Available records -
┏━━

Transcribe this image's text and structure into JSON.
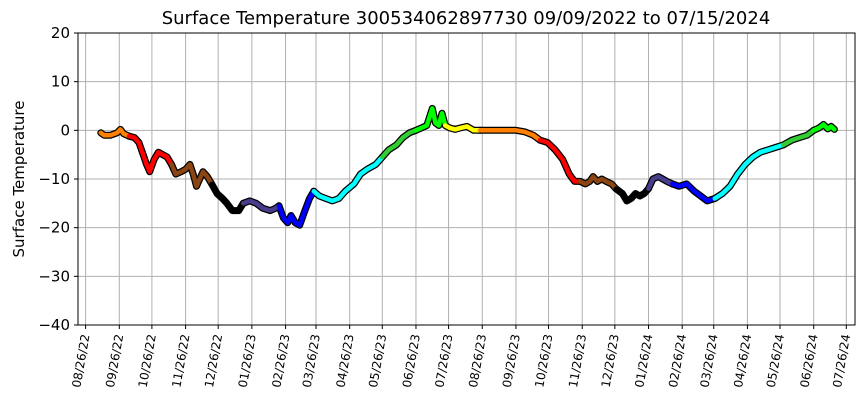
{
  "chart_data": {
    "type": "line",
    "title": "Surface Temperature 300534062897730  09/09/2022 to 07/15/2024",
    "xlabel": "",
    "ylabel": "Surface Temperature",
    "ylim": [
      -40,
      20
    ],
    "yticks": [
      "20",
      "10",
      "0",
      "−10",
      "−20",
      "−30",
      "−40"
    ],
    "xlim": [
      "2022-08-19",
      "2024-08-03"
    ],
    "xticks": [
      "08/26/22",
      "09/26/22",
      "10/26/22",
      "11/26/22",
      "12/26/22",
      "01/26/23",
      "02/26/23",
      "03/26/23",
      "04/26/23",
      "05/26/23",
      "06/26/23",
      "07/26/23",
      "08/26/23",
      "09/26/23",
      "10/26/23",
      "11/26/23",
      "12/26/23",
      "01/26/24",
      "02/26/24",
      "03/26/24",
      "04/26/24",
      "05/26/24",
      "06/26/24",
      "07/26/24"
    ],
    "grid": true,
    "line_outline_color": "#000000",
    "series": [
      {
        "color": "#ff7f00",
        "points": [
          [
            "2022-09-09",
            -0.5
          ],
          [
            "2022-09-12",
            -1
          ],
          [
            "2022-09-18",
            -1
          ],
          [
            "2022-09-24",
            -0.5
          ],
          [
            "2022-09-27",
            0.2
          ],
          [
            "2022-09-30",
            -0.7
          ],
          [
            "2022-10-05",
            -1.2
          ]
        ]
      },
      {
        "color": "#ff0000",
        "points": [
          [
            "2022-10-05",
            -1.2
          ],
          [
            "2022-10-10",
            -1.5
          ],
          [
            "2022-10-14",
            -2.5
          ],
          [
            "2022-10-18",
            -5
          ],
          [
            "2022-10-21",
            -7
          ],
          [
            "2022-10-24",
            -8.5
          ],
          [
            "2022-10-28",
            -6
          ],
          [
            "2022-11-01",
            -4.5
          ],
          [
            "2022-11-05",
            -5
          ],
          [
            "2022-11-09",
            -5.5
          ],
          [
            "2022-11-13",
            -7
          ]
        ]
      },
      {
        "color": "#8b4513",
        "points": [
          [
            "2022-11-13",
            -7
          ],
          [
            "2022-11-17",
            -9
          ],
          [
            "2022-11-22",
            -8.5
          ],
          [
            "2022-11-26",
            -8
          ],
          [
            "2022-11-30",
            -7
          ],
          [
            "2022-12-03",
            -9
          ],
          [
            "2022-12-06",
            -11.5
          ],
          [
            "2022-12-09",
            -10
          ],
          [
            "2022-12-12",
            -8.5
          ],
          [
            "2022-12-16",
            -9.5
          ],
          [
            "2022-12-20",
            -11
          ]
        ]
      },
      {
        "color": "#000000",
        "points": [
          [
            "2022-12-20",
            -11
          ],
          [
            "2022-12-25",
            -13
          ],
          [
            "2022-12-30",
            -14
          ],
          [
            "2023-01-03",
            -15
          ],
          [
            "2023-01-08",
            -16.5
          ],
          [
            "2023-01-14",
            -16.5
          ],
          [
            "2023-01-18",
            -15
          ]
        ]
      },
      {
        "color": "#483d8b",
        "points": [
          [
            "2023-01-18",
            -15
          ],
          [
            "2023-01-24",
            -14.5
          ],
          [
            "2023-01-30",
            -15
          ],
          [
            "2023-02-05",
            -16
          ],
          [
            "2023-02-12",
            -16.5
          ],
          [
            "2023-02-17",
            -16
          ],
          [
            "2023-02-20",
            -15.5
          ]
        ]
      },
      {
        "color": "#0000ff",
        "points": [
          [
            "2023-02-20",
            -15.5
          ],
          [
            "2023-02-24",
            -18
          ],
          [
            "2023-02-28",
            -19
          ],
          [
            "2023-03-03",
            -17.5
          ],
          [
            "2023-03-07",
            -19
          ],
          [
            "2023-03-11",
            -19.5
          ],
          [
            "2023-03-15",
            -17
          ],
          [
            "2023-03-20",
            -14
          ],
          [
            "2023-03-24",
            -12.5
          ]
        ]
      },
      {
        "color": "#00ffff",
        "points": [
          [
            "2023-03-24",
            -12.5
          ],
          [
            "2023-03-29",
            -13.5
          ],
          [
            "2023-04-04",
            -14
          ],
          [
            "2023-04-10",
            -14.5
          ],
          [
            "2023-04-16",
            -14
          ],
          [
            "2023-04-22",
            -12.5
          ],
          [
            "2023-04-30",
            -11
          ],
          [
            "2023-05-06",
            -9
          ],
          [
            "2023-05-12",
            -8
          ],
          [
            "2023-05-20",
            -7
          ],
          [
            "2023-05-26",
            -5.5
          ]
        ]
      },
      {
        "color": "#32cd32",
        "points": [
          [
            "2023-05-26",
            -5.5
          ],
          [
            "2023-06-01",
            -4
          ],
          [
            "2023-06-08",
            -3
          ],
          [
            "2023-06-14",
            -1.5
          ],
          [
            "2023-06-20",
            -0.5
          ],
          [
            "2023-06-26",
            0
          ]
        ]
      },
      {
        "color": "#00ff00",
        "points": [
          [
            "2023-06-26",
            0
          ],
          [
            "2023-07-01",
            0.5
          ],
          [
            "2023-07-06",
            1
          ],
          [
            "2023-07-11",
            4.5
          ],
          [
            "2023-07-14",
            1.5
          ],
          [
            "2023-07-17",
            1
          ],
          [
            "2023-07-20",
            3.5
          ],
          [
            "2023-07-23",
            1
          ]
        ]
      },
      {
        "color": "#ffff00",
        "points": [
          [
            "2023-07-23",
            1
          ],
          [
            "2023-07-27",
            0.5
          ],
          [
            "2023-08-01",
            0.2
          ],
          [
            "2023-08-06",
            0.5
          ],
          [
            "2023-08-12",
            0.8
          ],
          [
            "2023-08-18",
            0
          ],
          [
            "2023-08-24",
            0
          ]
        ]
      },
      {
        "color": "#ff7f00",
        "points": [
          [
            "2023-08-24",
            0
          ],
          [
            "2023-09-10",
            0
          ],
          [
            "2023-09-26",
            0
          ],
          [
            "2023-10-04",
            -0.3
          ],
          [
            "2023-10-12",
            -1
          ],
          [
            "2023-10-18",
            -2
          ]
        ]
      },
      {
        "color": "#ff0000",
        "points": [
          [
            "2023-10-18",
            -2
          ],
          [
            "2023-10-25",
            -2.5
          ],
          [
            "2023-11-01",
            -4
          ],
          [
            "2023-11-08",
            -6
          ],
          [
            "2023-11-14",
            -9
          ],
          [
            "2023-11-19",
            -10.5
          ],
          [
            "2023-11-24",
            -10.5
          ]
        ]
      },
      {
        "color": "#8b4513",
        "points": [
          [
            "2023-11-24",
            -10.5
          ],
          [
            "2023-11-29",
            -11
          ],
          [
            "2023-12-03",
            -10.5
          ],
          [
            "2023-12-06",
            -9.5
          ],
          [
            "2023-12-10",
            -10.5
          ],
          [
            "2023-12-14",
            -10
          ],
          [
            "2023-12-18",
            -10.5
          ],
          [
            "2023-12-23",
            -11
          ],
          [
            "2023-12-27",
            -12
          ]
        ]
      },
      {
        "color": "#000000",
        "points": [
          [
            "2023-12-27",
            -12
          ],
          [
            "2024-01-02",
            -13
          ],
          [
            "2024-01-06",
            -14.5
          ],
          [
            "2024-01-10",
            -14
          ],
          [
            "2024-01-14",
            -13
          ],
          [
            "2024-01-18",
            -13.5
          ],
          [
            "2024-01-22",
            -13
          ],
          [
            "2024-01-26",
            -12
          ]
        ]
      },
      {
        "color": "#483d8b",
        "points": [
          [
            "2024-01-26",
            -12
          ],
          [
            "2024-01-30",
            -10
          ],
          [
            "2024-02-04",
            -9.5
          ],
          [
            "2024-02-08",
            -10
          ],
          [
            "2024-02-12",
            -10.5
          ],
          [
            "2024-02-17",
            -11
          ]
        ]
      },
      {
        "color": "#0000ff",
        "points": [
          [
            "2024-02-17",
            -11
          ],
          [
            "2024-02-23",
            -11.5
          ],
          [
            "2024-03-01",
            -11
          ],
          [
            "2024-03-08",
            -12.5
          ],
          [
            "2024-03-14",
            -13.5
          ],
          [
            "2024-03-20",
            -14.5
          ],
          [
            "2024-03-27",
            -14
          ]
        ]
      },
      {
        "color": "#00ffff",
        "points": [
          [
            "2024-03-27",
            -14
          ],
          [
            "2024-04-03",
            -13
          ],
          [
            "2024-04-10",
            -11.5
          ],
          [
            "2024-04-17",
            -9
          ],
          [
            "2024-04-24",
            -7
          ],
          [
            "2024-05-01",
            -5.5
          ],
          [
            "2024-05-08",
            -4.5
          ],
          [
            "2024-05-15",
            -4
          ],
          [
            "2024-05-22",
            -3.5
          ],
          [
            "2024-05-29",
            -3
          ]
        ]
      },
      {
        "color": "#32cd32",
        "points": [
          [
            "2024-05-29",
            -3
          ],
          [
            "2024-06-06",
            -2
          ],
          [
            "2024-06-13",
            -1.5
          ],
          [
            "2024-06-20",
            -1
          ],
          [
            "2024-06-26",
            0
          ]
        ]
      },
      {
        "color": "#00ff00",
        "points": [
          [
            "2024-06-26",
            0
          ],
          [
            "2024-07-01",
            0.5
          ],
          [
            "2024-07-05",
            1.2
          ],
          [
            "2024-07-09",
            0.3
          ],
          [
            "2024-07-12",
            0.8
          ],
          [
            "2024-07-15",
            0.2
          ]
        ]
      }
    ]
  }
}
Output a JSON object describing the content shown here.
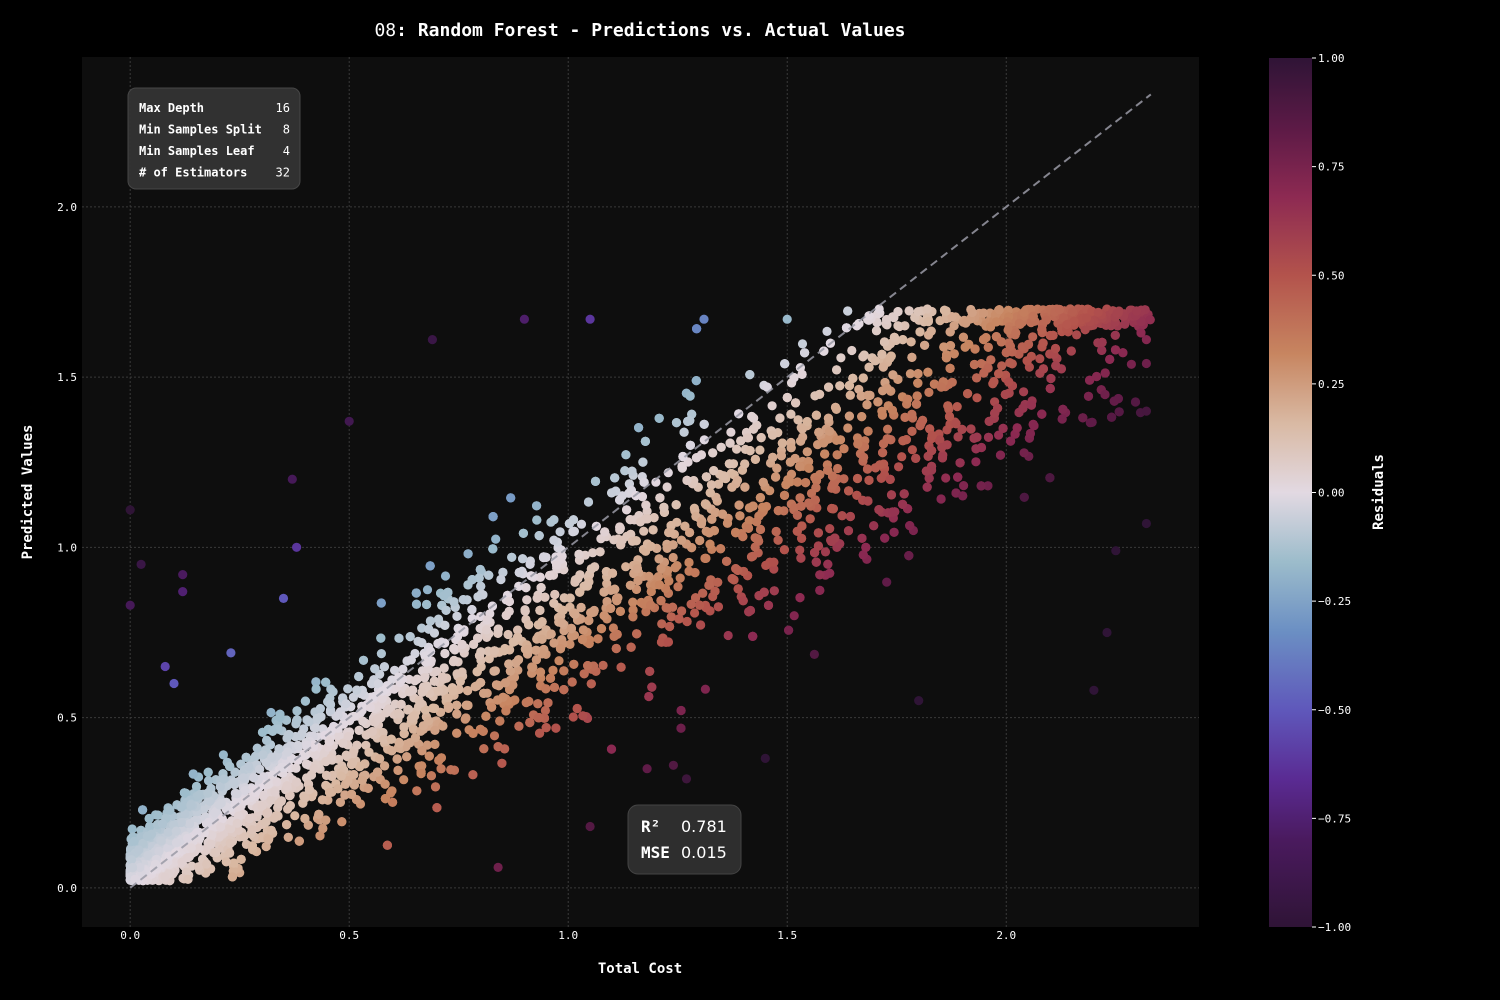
{
  "chart_data": {
    "type": "scatter",
    "title_prefix": "08",
    "title_sep": ": ",
    "title_main": "Random Forest - Predictions vs. Actual Values",
    "xlabel": "Total Cost",
    "ylabel": "Predicted Values",
    "xlim": [
      -0.11,
      2.44
    ],
    "ylim": [
      -0.115,
      2.44
    ],
    "x_ticks": [
      "0.0",
      "0.5",
      "1.0",
      "1.5",
      "2.0"
    ],
    "x_tick_values": [
      0,
      0.5,
      1.0,
      1.5,
      2.0
    ],
    "y_ticks": [
      "0.0",
      "0.5",
      "1.0",
      "1.5",
      "2.0"
    ],
    "y_tick_values": [
      0,
      0.5,
      1.0,
      1.5,
      2.0
    ],
    "grid": true,
    "reference_line": {
      "from": [
        0,
        0
      ],
      "to": [
        2.33,
        2.33
      ],
      "style": "dashed"
    },
    "colorbar": {
      "label": "Residuals",
      "range": [
        -1.0,
        1.0
      ],
      "ticks": [
        "1.00",
        "0.75",
        "0.50",
        "0.25",
        "0.00",
        "−0.25",
        "−0.50",
        "−0.75",
        "−1.00"
      ],
      "tick_values": [
        1.0,
        0.75,
        0.5,
        0.25,
        0.0,
        -0.25,
        -0.5,
        -0.75,
        -1.0
      ],
      "colormap": "twilight_shifted"
    },
    "params": [
      {
        "name": "Max Depth",
        "value": "16"
      },
      {
        "name": "Min Samples Split",
        "value": "8"
      },
      {
        "name": "Min Samples Leaf",
        "value": "4"
      },
      {
        "name": "# of Estimators",
        "value": "32"
      }
    ],
    "metrics": [
      {
        "name": "R²",
        "value": "0.781"
      },
      {
        "name": "MSE",
        "value": "0.015"
      }
    ],
    "points_note_count": 420,
    "sample_points": [
      [
        0.0,
        0.83
      ],
      [
        0.0,
        1.11
      ],
      [
        0.025,
        0.95
      ],
      [
        0.12,
        0.92
      ],
      [
        0.12,
        0.87
      ],
      [
        0.37,
        1.2
      ],
      [
        0.38,
        1.0
      ],
      [
        0.69,
        1.61
      ],
      [
        0.5,
        1.37
      ],
      [
        0.9,
        1.67
      ],
      [
        1.05,
        1.67
      ],
      [
        1.31,
        1.67
      ],
      [
        1.5,
        1.67
      ],
      [
        1.71,
        1.7
      ],
      [
        1.82,
        1.7
      ],
      [
        2.04,
        1.69
      ],
      [
        2.21,
        1.69
      ],
      [
        2.32,
        1.61
      ],
      [
        2.32,
        1.54
      ],
      [
        2.32,
        1.4
      ],
      [
        2.32,
        1.07
      ],
      [
        2.25,
        0.99
      ],
      [
        2.23,
        0.75
      ],
      [
        2.2,
        0.58
      ],
      [
        1.8,
        0.55
      ],
      [
        1.45,
        0.38
      ],
      [
        1.27,
        0.32
      ],
      [
        1.24,
        0.36
      ],
      [
        0.84,
        0.06
      ],
      [
        1.05,
        0.18
      ],
      [
        1.18,
        0.35
      ],
      [
        0.23,
        0.69
      ],
      [
        0.35,
        0.85
      ],
      [
        0.08,
        0.65
      ],
      [
        0.1,
        0.6
      ]
    ]
  }
}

┗━━

Exercise aim - Show every line in the records above that contains the word "name".

Exercise solution -
        "name": "Max Depth",
        "name": "Min Samples Split",
        "name": "Min Samples Leaf",
        "name": "# of Estimators",
        "name": "R²",
        "name": "MSE",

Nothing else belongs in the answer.